*Work to be completed:* Return the material below in full and exactly.

*Recorded data:*
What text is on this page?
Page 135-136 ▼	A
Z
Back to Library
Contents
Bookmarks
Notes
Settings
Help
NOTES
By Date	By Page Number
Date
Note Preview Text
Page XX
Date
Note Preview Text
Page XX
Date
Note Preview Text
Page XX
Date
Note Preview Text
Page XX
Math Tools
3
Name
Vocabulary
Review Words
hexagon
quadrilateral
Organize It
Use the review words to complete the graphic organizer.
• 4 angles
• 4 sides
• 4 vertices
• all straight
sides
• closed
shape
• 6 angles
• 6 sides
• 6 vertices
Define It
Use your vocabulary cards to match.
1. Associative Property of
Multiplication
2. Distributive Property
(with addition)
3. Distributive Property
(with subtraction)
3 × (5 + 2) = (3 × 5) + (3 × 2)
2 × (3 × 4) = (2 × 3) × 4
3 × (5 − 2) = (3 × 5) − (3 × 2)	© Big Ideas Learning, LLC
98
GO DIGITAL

*Task output:*
What text is on this page?
Page 135-136 ▼	A
Z
Back to Library
Contents
Bookmarks
Notes
Settings
Help
NOTES
By Date	By Page Number
Date
Note Preview Text
Page XX
Date
Note Preview Text
Page XX
Date
Note Preview Text
Page XX
Date
Note Preview Text
Page XX
Math Tools
3
Name
Vocabulary
Review Words
hexagon
quadrilateral
Organize It
Use the review words to complete the graphic organizer.
• 4 angles
• 4 sides
• 4 vertices
• all straight
sides
• closed
shape
• 6 angles
• 6 sides
• 6 vertices
Define It
Use your vocabulary cards to match.
1. Associative Property of
Multiplication
2. Distributive Property
(with addition)
3. Distributive Property
(with subtraction)
3 × (5 + 2) = (3 × 5) + (3 × 2)
2 × (3 × 4) = (2 × 3) × 4
3 × (5 − 2) = (3 × 5) − (3 × 2)	© Big Ideas Learning, LLC
98
GO DIGITAL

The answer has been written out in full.